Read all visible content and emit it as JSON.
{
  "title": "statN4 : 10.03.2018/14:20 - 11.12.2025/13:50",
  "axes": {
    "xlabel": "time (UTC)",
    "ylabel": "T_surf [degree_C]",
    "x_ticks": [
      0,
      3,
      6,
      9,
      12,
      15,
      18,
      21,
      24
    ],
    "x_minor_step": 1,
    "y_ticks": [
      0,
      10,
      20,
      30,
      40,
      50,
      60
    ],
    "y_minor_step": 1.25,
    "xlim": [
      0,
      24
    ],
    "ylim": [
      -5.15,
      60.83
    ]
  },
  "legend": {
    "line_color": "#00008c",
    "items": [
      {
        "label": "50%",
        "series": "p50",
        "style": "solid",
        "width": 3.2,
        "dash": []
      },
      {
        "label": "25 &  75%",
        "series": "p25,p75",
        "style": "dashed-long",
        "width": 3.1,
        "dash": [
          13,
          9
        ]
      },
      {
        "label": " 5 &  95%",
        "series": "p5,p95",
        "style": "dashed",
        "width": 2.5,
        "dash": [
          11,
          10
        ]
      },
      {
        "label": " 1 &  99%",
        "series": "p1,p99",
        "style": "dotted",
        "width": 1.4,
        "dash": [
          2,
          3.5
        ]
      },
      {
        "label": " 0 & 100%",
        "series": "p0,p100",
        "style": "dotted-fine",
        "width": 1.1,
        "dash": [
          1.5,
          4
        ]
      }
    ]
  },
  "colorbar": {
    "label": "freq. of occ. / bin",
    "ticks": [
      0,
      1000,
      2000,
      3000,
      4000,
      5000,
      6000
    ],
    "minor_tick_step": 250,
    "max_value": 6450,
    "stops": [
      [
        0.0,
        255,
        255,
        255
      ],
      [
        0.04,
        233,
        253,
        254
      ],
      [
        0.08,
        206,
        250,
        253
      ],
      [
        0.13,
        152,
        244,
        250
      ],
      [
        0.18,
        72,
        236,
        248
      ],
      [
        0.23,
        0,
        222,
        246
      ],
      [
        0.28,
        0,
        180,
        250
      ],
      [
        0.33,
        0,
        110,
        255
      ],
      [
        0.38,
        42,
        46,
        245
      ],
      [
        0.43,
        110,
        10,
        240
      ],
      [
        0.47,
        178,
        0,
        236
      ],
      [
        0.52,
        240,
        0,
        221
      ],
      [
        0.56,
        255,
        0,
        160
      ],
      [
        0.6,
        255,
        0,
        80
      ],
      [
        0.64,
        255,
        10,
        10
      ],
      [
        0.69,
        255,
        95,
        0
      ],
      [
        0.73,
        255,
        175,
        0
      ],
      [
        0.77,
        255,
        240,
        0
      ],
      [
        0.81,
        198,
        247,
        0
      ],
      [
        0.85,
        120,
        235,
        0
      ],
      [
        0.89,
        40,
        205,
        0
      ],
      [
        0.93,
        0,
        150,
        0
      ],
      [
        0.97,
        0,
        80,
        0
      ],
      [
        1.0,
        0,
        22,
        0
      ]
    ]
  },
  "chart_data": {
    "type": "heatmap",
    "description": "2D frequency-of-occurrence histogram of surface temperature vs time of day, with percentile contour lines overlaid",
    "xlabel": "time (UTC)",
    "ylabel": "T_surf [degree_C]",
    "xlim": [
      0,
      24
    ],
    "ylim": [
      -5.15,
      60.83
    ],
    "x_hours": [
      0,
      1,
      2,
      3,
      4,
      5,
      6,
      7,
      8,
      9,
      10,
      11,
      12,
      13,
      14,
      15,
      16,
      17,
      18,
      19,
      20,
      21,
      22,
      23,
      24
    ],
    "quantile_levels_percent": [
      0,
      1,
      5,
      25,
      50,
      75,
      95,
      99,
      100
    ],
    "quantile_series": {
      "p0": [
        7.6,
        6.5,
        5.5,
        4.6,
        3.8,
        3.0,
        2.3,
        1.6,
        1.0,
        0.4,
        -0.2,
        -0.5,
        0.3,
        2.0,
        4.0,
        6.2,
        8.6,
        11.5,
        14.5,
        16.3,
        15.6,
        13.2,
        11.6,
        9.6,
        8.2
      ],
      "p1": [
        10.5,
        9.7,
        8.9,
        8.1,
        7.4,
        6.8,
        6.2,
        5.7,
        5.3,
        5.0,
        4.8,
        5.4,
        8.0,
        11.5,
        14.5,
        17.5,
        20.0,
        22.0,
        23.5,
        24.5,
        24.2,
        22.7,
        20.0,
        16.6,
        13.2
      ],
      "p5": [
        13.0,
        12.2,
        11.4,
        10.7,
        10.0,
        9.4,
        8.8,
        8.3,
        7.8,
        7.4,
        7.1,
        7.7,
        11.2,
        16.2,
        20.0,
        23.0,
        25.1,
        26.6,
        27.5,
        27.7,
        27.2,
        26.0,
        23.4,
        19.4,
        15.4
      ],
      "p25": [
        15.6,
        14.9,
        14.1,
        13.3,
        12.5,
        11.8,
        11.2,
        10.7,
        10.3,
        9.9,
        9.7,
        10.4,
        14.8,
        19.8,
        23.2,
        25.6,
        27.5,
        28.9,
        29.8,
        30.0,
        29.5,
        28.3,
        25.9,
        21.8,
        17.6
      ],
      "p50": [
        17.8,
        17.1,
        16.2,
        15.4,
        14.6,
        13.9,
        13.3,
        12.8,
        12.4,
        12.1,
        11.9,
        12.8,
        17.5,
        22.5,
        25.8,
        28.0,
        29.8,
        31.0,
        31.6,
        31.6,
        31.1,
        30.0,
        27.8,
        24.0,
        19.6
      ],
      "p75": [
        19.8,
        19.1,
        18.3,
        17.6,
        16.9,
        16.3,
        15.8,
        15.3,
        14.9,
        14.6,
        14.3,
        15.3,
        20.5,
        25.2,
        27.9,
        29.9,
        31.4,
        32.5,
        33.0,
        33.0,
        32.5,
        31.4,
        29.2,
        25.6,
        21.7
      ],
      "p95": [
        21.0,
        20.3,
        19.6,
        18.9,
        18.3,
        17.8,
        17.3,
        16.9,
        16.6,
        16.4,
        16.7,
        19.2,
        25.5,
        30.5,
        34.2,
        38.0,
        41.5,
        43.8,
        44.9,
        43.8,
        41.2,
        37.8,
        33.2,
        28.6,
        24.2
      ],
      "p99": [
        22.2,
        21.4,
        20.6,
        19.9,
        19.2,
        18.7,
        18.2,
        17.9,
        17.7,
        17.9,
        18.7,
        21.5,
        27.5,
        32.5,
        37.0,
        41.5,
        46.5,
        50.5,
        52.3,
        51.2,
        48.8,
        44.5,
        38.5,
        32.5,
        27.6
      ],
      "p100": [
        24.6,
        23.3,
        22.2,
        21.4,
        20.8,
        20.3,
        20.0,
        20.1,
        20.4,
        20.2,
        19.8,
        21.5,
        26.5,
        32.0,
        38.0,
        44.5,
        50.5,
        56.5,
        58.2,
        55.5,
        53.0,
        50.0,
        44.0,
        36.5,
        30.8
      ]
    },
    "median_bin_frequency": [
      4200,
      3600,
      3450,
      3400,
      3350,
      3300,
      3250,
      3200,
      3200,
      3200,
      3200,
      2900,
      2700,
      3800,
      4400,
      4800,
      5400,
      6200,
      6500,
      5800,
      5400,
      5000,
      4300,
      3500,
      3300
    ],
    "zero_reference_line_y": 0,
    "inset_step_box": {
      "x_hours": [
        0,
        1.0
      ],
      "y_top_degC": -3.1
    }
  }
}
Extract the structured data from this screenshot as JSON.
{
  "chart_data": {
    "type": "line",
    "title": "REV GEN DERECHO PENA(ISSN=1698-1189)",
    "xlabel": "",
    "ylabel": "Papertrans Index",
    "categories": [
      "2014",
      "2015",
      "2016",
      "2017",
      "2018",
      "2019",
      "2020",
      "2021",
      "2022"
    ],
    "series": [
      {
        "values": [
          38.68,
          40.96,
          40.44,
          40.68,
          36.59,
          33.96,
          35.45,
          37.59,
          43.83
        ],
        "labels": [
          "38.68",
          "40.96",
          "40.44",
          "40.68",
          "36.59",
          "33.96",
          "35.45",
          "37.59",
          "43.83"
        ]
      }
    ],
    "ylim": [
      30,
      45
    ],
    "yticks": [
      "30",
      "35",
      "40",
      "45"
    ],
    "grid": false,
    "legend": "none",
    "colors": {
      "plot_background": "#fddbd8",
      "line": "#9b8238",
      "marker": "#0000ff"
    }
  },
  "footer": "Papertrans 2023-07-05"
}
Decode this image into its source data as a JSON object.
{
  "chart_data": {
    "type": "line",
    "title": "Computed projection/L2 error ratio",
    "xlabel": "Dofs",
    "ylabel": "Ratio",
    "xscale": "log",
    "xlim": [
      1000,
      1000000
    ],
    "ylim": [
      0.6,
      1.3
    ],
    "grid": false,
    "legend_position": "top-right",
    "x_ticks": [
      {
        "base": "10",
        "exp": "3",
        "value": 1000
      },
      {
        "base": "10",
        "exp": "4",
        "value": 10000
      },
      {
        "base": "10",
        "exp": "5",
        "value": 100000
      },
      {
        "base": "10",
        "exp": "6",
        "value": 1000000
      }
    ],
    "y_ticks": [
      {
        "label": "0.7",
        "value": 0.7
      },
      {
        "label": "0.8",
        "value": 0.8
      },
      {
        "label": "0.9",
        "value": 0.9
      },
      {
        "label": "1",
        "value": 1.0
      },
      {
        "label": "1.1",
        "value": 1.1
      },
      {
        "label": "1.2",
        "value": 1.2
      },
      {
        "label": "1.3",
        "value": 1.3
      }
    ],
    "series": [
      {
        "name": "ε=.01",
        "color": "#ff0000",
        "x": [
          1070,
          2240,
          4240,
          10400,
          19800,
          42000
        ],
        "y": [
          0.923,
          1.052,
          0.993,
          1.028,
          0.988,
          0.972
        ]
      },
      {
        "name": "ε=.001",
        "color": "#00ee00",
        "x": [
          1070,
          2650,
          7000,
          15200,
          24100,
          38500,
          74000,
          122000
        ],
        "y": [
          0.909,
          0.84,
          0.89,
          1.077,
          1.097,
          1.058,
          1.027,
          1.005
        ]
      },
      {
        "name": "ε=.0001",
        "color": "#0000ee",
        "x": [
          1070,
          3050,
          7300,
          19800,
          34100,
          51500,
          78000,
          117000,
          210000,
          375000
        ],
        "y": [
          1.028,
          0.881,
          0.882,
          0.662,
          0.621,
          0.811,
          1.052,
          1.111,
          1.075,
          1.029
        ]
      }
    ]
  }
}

CHALLENGE: Search the listing above for the string "JSON". Copy every line that contains it.

ANSWER BELOW:
Read all visible content and emit it as JSON.
Extract the structured data from this screenshot as JSON.
Decode this image into its source data as a JSON object.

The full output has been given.